TASK DETAILS –
All entries must be extracted exactly, with nothing added or dropped.

## BEGIN PROVIDED ENTRIES

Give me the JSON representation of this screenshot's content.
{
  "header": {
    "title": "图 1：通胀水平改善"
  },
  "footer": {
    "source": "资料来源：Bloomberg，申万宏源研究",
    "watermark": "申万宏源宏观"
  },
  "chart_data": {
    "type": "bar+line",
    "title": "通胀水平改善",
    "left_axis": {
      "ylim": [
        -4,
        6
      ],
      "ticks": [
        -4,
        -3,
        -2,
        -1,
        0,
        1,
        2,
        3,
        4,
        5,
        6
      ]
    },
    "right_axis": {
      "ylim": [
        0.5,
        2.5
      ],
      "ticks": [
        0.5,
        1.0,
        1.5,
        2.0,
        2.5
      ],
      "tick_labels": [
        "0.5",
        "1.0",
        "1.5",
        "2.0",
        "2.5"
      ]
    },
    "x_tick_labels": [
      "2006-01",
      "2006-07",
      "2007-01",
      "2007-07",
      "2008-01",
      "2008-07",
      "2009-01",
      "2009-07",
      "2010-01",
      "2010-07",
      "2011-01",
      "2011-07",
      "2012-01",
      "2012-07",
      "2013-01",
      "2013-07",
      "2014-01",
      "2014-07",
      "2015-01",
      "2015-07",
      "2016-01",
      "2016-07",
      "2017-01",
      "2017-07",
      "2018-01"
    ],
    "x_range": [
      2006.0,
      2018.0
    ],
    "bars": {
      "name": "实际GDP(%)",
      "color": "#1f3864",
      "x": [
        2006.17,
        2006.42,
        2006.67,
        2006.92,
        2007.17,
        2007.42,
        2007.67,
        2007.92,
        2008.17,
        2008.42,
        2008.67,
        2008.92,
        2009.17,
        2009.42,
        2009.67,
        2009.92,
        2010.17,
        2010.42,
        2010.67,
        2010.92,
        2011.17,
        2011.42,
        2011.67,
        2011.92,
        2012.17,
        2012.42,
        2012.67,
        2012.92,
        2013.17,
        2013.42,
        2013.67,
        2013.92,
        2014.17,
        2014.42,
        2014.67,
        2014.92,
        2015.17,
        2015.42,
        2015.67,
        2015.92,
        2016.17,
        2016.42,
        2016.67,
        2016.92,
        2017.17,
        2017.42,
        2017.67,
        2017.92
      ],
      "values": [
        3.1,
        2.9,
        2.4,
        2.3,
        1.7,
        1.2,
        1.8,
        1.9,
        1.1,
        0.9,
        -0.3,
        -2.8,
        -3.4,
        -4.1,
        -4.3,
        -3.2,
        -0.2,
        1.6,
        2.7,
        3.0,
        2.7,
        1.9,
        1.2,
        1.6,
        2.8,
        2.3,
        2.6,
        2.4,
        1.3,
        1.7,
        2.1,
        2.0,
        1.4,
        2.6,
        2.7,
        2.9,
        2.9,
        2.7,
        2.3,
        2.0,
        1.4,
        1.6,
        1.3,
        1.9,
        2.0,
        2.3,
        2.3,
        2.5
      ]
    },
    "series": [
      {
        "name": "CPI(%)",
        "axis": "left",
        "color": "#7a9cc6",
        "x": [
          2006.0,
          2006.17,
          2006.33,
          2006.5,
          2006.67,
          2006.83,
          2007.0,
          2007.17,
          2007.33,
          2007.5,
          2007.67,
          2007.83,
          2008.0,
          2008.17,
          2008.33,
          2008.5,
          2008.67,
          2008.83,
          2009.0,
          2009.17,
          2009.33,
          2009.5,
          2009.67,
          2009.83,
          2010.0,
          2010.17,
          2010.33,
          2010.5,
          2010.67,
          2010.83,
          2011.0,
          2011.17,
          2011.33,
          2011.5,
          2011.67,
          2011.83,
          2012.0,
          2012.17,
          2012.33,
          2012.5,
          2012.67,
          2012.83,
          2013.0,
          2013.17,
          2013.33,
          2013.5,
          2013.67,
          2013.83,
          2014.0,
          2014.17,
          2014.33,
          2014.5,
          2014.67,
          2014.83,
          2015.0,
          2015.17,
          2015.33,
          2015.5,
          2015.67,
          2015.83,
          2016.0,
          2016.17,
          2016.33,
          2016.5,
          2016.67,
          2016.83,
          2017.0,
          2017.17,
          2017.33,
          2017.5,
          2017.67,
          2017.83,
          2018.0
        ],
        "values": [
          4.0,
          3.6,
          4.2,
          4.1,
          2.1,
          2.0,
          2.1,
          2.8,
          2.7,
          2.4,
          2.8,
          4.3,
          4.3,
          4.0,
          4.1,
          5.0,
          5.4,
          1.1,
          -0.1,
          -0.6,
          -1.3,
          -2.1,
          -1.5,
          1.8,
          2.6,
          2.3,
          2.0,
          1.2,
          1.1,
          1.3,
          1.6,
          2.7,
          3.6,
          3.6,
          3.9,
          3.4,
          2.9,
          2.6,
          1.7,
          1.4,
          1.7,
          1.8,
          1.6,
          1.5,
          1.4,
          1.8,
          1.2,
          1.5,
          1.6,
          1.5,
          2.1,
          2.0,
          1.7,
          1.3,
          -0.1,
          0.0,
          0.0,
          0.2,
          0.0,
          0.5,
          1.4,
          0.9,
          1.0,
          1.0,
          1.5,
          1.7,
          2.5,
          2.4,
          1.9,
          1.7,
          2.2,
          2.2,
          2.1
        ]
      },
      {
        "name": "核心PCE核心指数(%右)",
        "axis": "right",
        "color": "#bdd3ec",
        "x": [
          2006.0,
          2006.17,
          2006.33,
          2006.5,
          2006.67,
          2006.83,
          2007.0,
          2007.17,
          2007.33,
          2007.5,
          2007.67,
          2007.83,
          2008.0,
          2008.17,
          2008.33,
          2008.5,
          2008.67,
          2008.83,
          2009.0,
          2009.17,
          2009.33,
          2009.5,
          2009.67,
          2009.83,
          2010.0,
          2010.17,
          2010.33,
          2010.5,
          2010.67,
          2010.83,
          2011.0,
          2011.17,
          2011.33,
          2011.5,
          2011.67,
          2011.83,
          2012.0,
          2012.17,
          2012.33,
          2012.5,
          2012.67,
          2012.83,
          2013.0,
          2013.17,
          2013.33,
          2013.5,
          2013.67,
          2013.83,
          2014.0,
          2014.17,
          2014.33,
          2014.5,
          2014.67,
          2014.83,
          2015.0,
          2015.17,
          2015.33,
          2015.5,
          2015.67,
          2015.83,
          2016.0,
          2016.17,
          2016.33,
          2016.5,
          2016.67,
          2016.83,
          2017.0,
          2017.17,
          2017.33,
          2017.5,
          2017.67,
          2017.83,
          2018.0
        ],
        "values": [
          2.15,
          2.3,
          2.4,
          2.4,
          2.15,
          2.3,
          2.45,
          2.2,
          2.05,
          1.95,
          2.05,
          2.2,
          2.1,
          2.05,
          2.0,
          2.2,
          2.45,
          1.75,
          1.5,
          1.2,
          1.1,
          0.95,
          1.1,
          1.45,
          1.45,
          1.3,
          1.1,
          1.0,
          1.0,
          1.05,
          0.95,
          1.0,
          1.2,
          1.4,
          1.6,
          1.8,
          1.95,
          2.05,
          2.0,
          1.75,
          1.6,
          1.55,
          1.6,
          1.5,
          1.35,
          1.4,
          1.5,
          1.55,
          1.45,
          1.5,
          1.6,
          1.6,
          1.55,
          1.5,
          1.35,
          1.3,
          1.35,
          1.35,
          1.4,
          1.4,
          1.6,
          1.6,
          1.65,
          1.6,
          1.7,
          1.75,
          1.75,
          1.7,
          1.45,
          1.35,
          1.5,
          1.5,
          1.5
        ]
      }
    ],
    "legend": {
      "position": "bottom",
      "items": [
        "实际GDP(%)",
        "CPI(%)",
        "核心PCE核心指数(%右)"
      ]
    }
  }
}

## END PROVIDED ENTRIES

RESPONSE –
Give me the JSON representation of this screenshot's content.
{
  "header": {
    "title": "图 1：通胀水平改善"
  },
  "footer": {
    "source": "资料来源：Bloomberg，申万宏源研究",
    "watermark": "申万宏源宏观"
  },
  "chart_data": {
    "type": "bar+line",
    "title": "通胀水平改善",
    "left_axis": {
      "ylim": [
        -4,
        6
      ],
      "ticks": [
        -4,
        -3,
        -2,
        -1,
        0,
        1,
        2,
        3,
        4,
        5,
        6
      ]
    },
    "right_axis": {
      "ylim": [
        0.5,
        2.5
      ],
      "ticks": [
        0.5,
        1.0,
        1.5,
        2.0,
        2.5
      ],
      "tick_labels": [
        "0.5",
        "1.0",
        "1.5",
        "2.0",
        "2.5"
      ]
    },
    "x_tick_labels": [
      "2006-01",
      "2006-07",
      "2007-01",
      "2007-07",
      "2008-01",
      "2008-07",
      "2009-01",
      "2009-07",
      "2010-01",
      "2010-07",
      "2011-01",
      "2011-07",
      "2012-01",
      "2012-07",
      "2013-01",
      "2013-07",
      "2014-01",
      "2014-07",
      "2015-01",
      "2015-07",
      "2016-01",
      "2016-07",
      "2017-01",
      "2017-07",
      "2018-01"
    ],
    "x_range": [
      2006.0,
      2018.0
    ],
    "bars": {
      "name": "实际GDP(%)",
      "color": "#1f3864",
      "x": [
        2006.17,
        2006.42,
        2006.67,
        2006.92,
        2007.17,
        2007.42,
        2007.67,
        2007.92,
        2008.17,
        2008.42,
        2008.67,
        2008.92,
        2009.17,
        2009.42,
        2009.67,
        2009.92,
        2010.17,
        2010.42,
        2010.67,
        2010.92,
        2011.17,
        2011.42,
        2011.67,
        2011.92,
        2012.17,
        2012.42,
        2012.67,
        2012.92,
        2013.17,
        2013.42,
        2013.67,
        2013.92,
        2014.17,
        2014.42,
        2014.67,
        2014.92,
        2015.17,
        2015.42,
        2015.67,
        2015.92,
        2016.17,
        2016.42,
        2016.67,
        2016.92,
        2017.17,
        2017.42,
        2017.67,
        2017.92
      ],
      "values": [
        3.1,
        2.9,
        2.4,
        2.3,
        1.7,
        1.2,
        1.8,
        1.9,
        1.1,
        0.9,
        -0.3,
        -2.8,
        -3.4,
        -4.1,
        -4.3,
        -3.2,
        -0.2,
        1.6,
        2.7,
        3.0,
        2.7,
        1.9,
        1.2,
        1.6,
        2.8,
        2.3,
        2.6,
        2.4,
        1.3,
        1.7,
        2.1,
        2.0,
        1.4,
        2.6,
        2.7,
        2.9,
        2.9,
        2.7,
        2.3,
        2.0,
        1.4,
        1.6,
        1.3,
        1.9,
        2.0,
        2.3,
        2.3,
        2.5
      ]
    },
    "series": [
      {
        "name": "CPI(%)",
        "axis": "left",
        "color": "#7a9cc6",
        "x": [
          2006.0,
          2006.17,
          2006.33,
          2006.5,
          2006.67,
          2006.83,
          2007.0,
          2007.17,
          2007.33,
          2007.5,
          2007.67,
          2007.83,
          2008.0,
          2008.17,
          2008.33,
          2008.5,
          2008.67,
          2008.83,
          2009.0,
          2009.17,
          2009.33,
          2009.5,
          2009.67,
          2009.83,
          2010.0,
          2010.17,
          2010.33,
          2010.5,
          2010.67,
          2010.83,
          2011.0,
          2011.17,
          2011.33,
          2011.5,
          2011.67,
          2011.83,
          2012.0,
          2012.17,
          2012.33,
          2012.5,
          2012.67,
          2012.83,
          2013.0,
          2013.17,
          2013.33,
          2013.5,
          2013.67,
          2013.83,
          2014.0,
          2014.17,
          2014.33,
          2014.5,
          2014.67,
          2014.83,
          2015.0,
          2015.17,
          2015.33,
          2015.5,
          2015.67,
          2015.83,
          2016.0,
          2016.17,
          2016.33,
          2016.5,
          2016.67,
          2016.83,
          2017.0,
          2017.17,
          2017.33,
          2017.5,
          2017.67,
          2017.83,
          2018.0
        ],
        "values": [
          4.0,
          3.6,
          4.2,
          4.1,
          2.1,
          2.0,
          2.1,
          2.8,
          2.7,
          2.4,
          2.8,
          4.3,
          4.3,
          4.0,
          4.1,
          5.0,
          5.4,
          1.1,
          -0.1,
          -0.6,
          -1.3,
          -2.1,
          -1.5,
          1.8,
          2.6,
          2.3,
          2.0,
          1.2,
          1.1,
          1.3,
          1.6,
          2.7,
          3.6,
          3.6,
          3.9,
          3.4,
          2.9,
          2.6,
          1.7,
          1.4,
          1.7,
          1.8,
          1.6,
          1.5,
          1.4,
          1.8,
          1.2,
          1.5,
          1.6,
          1.5,
          2.1,
          2.0,
          1.7,
          1.3,
          -0.1,
          0.0,
          0.0,
          0.2,
          0.0,
          0.5,
          1.4,
          0.9,
          1.0,
          1.0,
          1.5,
          1.7,
          2.5,
          2.4,
          1.9,
          1.7,
          2.2,
          2.2,
          2.1
        ]
      },
      {
        "name": "核心PCE核心指数(%右)",
        "axis": "right",
        "color": "#bdd3ec",
        "x": [
          2006.0,
          2006.17,
          2006.33,
          2006.5,
          2006.67,
          2006.83,
          2007.0,
          2007.17,
          2007.33,
          2007.5,
          2007.67,
          2007.83,
          2008.0,
          2008.17,
          2008.33,
          2008.5,
          2008.67,
          2008.83,
          2009.0,
          2009.17,
          2009.33,
          2009.5,
          2009.67,
          2009.83,
          2010.0,
          2010.17,
          2010.33,
          2010.5,
          2010.67,
          2010.83,
          2011.0,
          2011.17,
          2011.33,
          2011.5,
          2011.67,
          2011.83,
          2012.0,
          2012.17,
          2012.33,
          2012.5,
          2012.67,
          2012.83,
          2013.0,
          2013.17,
          2013.33,
          2013.5,
          2013.67,
          2013.83,
          2014.0,
          2014.17,
          2014.33,
          2014.5,
          2014.67,
          2014.83,
          2015.0,
          2015.17,
          2015.33,
          2015.5,
          2015.67,
          2015.83,
          2016.0,
          2016.17,
          2016.33,
          2016.5,
          2016.67,
          2016.83,
          2017.0,
          2017.17,
          2017.33,
          2017.5,
          2017.67,
          2017.83,
          2018.0
        ],
        "values": [
          2.15,
          2.3,
          2.4,
          2.4,
          2.15,
          2.3,
          2.45,
          2.2,
          2.05,
          1.95,
          2.05,
          2.2,
          2.1,
          2.05,
          2.0,
          2.2,
          2.45,
          1.75,
          1.5,
          1.2,
          1.1,
          0.95,
          1.1,
          1.45,
          1.45,
          1.3,
          1.1,
          1.0,
          1.0,
          1.05,
          0.95,
          1.0,
          1.2,
          1.4,
          1.6,
          1.8,
          1.95,
          2.05,
          2.0,
          1.75,
          1.6,
          1.55,
          1.6,
          1.5,
          1.35,
          1.4,
          1.5,
          1.55,
          1.45,
          1.5,
          1.6,
          1.6,
          1.55,
          1.5,
          1.35,
          1.3,
          1.35,
          1.35,
          1.4,
          1.4,
          1.6,
          1.6,
          1.65,
          1.6,
          1.7,
          1.75,
          1.75,
          1.7,
          1.45,
          1.35,
          1.5,
          1.5,
          1.5
        ]
      }
    ],
    "legend": {
      "position": "bottom",
      "items": [
        "实际GDP(%)",
        "CPI(%)",
        "核心PCE核心指数(%右)"
      ]
    }
  }
}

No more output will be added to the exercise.